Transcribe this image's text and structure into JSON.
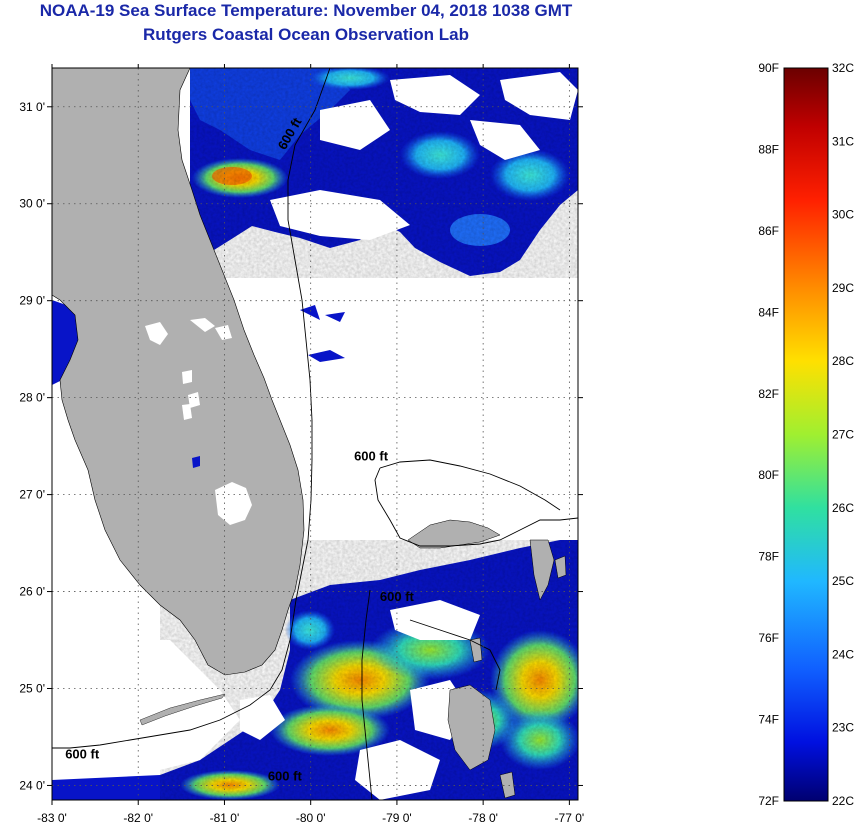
{
  "header": {
    "title": "NOAA-19 Sea Surface Temperature:  November 04, 2018 1038 GMT",
    "subtitle": "Rutgers Coastal Ocean Observation Lab"
  },
  "map": {
    "lon_range": [
      -83,
      -76.9
    ],
    "lat_range": [
      23.85,
      31.4
    ],
    "lon_ticks": [
      {
        "value": -83,
        "label": "-83 0'"
      },
      {
        "value": -82,
        "label": "-82 0'"
      },
      {
        "value": -81,
        "label": "-81 0'"
      },
      {
        "value": -80,
        "label": "-80 0'"
      },
      {
        "value": -79,
        "label": "-79 0'"
      },
      {
        "value": -78,
        "label": "-78 0'"
      },
      {
        "value": -77,
        "label": "-77 0'"
      }
    ],
    "lat_ticks": [
      {
        "value": 24,
        "label": "24 0'"
      },
      {
        "value": 25,
        "label": "25 0'"
      },
      {
        "value": 26,
        "label": "26 0'"
      },
      {
        "value": 27,
        "label": "27 0'"
      },
      {
        "value": 28,
        "label": "28 0'"
      },
      {
        "value": 29,
        "label": "29 0'"
      },
      {
        "value": 30,
        "label": "30 0'"
      },
      {
        "value": 31,
        "label": "31 0'"
      }
    ],
    "contour_labels": [
      {
        "text": "600 ft",
        "lon": -79.3,
        "lat": 27.35
      },
      {
        "text": "600 ft",
        "lon": -79.0,
        "lat": 25.9
      },
      {
        "text": "600 ft",
        "lon": -80.3,
        "lat": 24.05
      },
      {
        "text": "600 ft",
        "lon": -82.65,
        "lat": 24.28
      },
      {
        "text": "600 ft",
        "lon": -80.2,
        "lat": 30.7
      }
    ],
    "colors": {
      "land": "#b0b0b0",
      "cloud": "#ffffff",
      "grid": "#555555"
    }
  },
  "colorbar": {
    "fahrenheit_labels": [
      "90F",
      "88F",
      "86F",
      "84F",
      "82F",
      "80F",
      "78F",
      "76F",
      "74F",
      "72F"
    ],
    "celsius_labels": [
      "32C",
      "31C",
      "30C",
      "29C",
      "28C",
      "27C",
      "26C",
      "25C",
      "24C",
      "23C",
      "22C"
    ],
    "f_range": [
      72,
      90
    ],
    "c_range": [
      22,
      32
    ],
    "gradient_stops": [
      {
        "offset": 0.0,
        "color": "#6b0000"
      },
      {
        "offset": 0.08,
        "color": "#c00000"
      },
      {
        "offset": 0.18,
        "color": "#ff2000"
      },
      {
        "offset": 0.3,
        "color": "#ff8c00"
      },
      {
        "offset": 0.4,
        "color": "#ffe000"
      },
      {
        "offset": 0.5,
        "color": "#a0ef30"
      },
      {
        "offset": 0.6,
        "color": "#30e0a0"
      },
      {
        "offset": 0.7,
        "color": "#20b8ff"
      },
      {
        "offset": 0.82,
        "color": "#1060ff"
      },
      {
        "offset": 0.92,
        "color": "#0010e0"
      },
      {
        "offset": 1.0,
        "color": "#000070"
      }
    ]
  }
}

- **What is asked**
What you return should match the records above word for word, minus the pictures.

- **Complete output**
Transcribe this image's text and structure into JSON.
{
  "header": {
    "title": "NOAA-19 Sea Surface Temperature:  November 04, 2018 1038 GMT",
    "subtitle": "Rutgers Coastal Ocean Observation Lab"
  },
  "map": {
    "lon_range": [
      -83,
      -76.9
    ],
    "lat_range": [
      23.85,
      31.4
    ],
    "lon_ticks": [
      {
        "value": -83,
        "label": "-83 0'"
      },
      {
        "value": -82,
        "label": "-82 0'"
      },
      {
        "value": -81,
        "label": "-81 0'"
      },
      {
        "value": -80,
        "label": "-80 0'"
      },
      {
        "value": -79,
        "label": "-79 0'"
      },
      {
        "value": -78,
        "label": "-78 0'"
      },
      {
        "value": -77,
        "label": "-77 0'"
      }
    ],
    "lat_ticks": [
      {
        "value": 24,
        "label": "24 0'"
      },
      {
        "value": 25,
        "label": "25 0'"
      },
      {
        "value": 26,
        "label": "26 0'"
      },
      {
        "value": 27,
        "label": "27 0'"
      },
      {
        "value": 28,
        "label": "28 0'"
      },
      {
        "value": 29,
        "label": "29 0'"
      },
      {
        "value": 30,
        "label": "30 0'"
      },
      {
        "value": 31,
        "label": "31 0'"
      }
    ],
    "contour_labels": [
      {
        "text": "600 ft",
        "lon": -79.3,
        "lat": 27.35
      },
      {
        "text": "600 ft",
        "lon": -79.0,
        "lat": 25.9
      },
      {
        "text": "600 ft",
        "lon": -80.3,
        "lat": 24.05
      },
      {
        "text": "600 ft",
        "lon": -82.65,
        "lat": 24.28
      },
      {
        "text": "600 ft",
        "lon": -80.2,
        "lat": 30.7
      }
    ],
    "colors": {
      "land": "#b0b0b0",
      "cloud": "#ffffff",
      "grid": "#555555"
    }
  },
  "colorbar": {
    "fahrenheit_labels": [
      "90F",
      "88F",
      "86F",
      "84F",
      "82F",
      "80F",
      "78F",
      "76F",
      "74F",
      "72F"
    ],
    "celsius_labels": [
      "32C",
      "31C",
      "30C",
      "29C",
      "28C",
      "27C",
      "26C",
      "25C",
      "24C",
      "23C",
      "22C"
    ],
    "f_range": [
      72,
      90
    ],
    "c_range": [
      22,
      32
    ],
    "gradient_stops": [
      {
        "offset": 0.0,
        "color": "#6b0000"
      },
      {
        "offset": 0.08,
        "color": "#c00000"
      },
      {
        "offset": 0.18,
        "color": "#ff2000"
      },
      {
        "offset": 0.3,
        "color": "#ff8c00"
      },
      {
        "offset": 0.4,
        "color": "#ffe000"
      },
      {
        "offset": 0.5,
        "color": "#a0ef30"
      },
      {
        "offset": 0.6,
        "color": "#30e0a0"
      },
      {
        "offset": 0.7,
        "color": "#20b8ff"
      },
      {
        "offset": 0.82,
        "color": "#1060ff"
      },
      {
        "offset": 0.92,
        "color": "#0010e0"
      },
      {
        "offset": 1.0,
        "color": "#000070"
      }
    ]
  }
}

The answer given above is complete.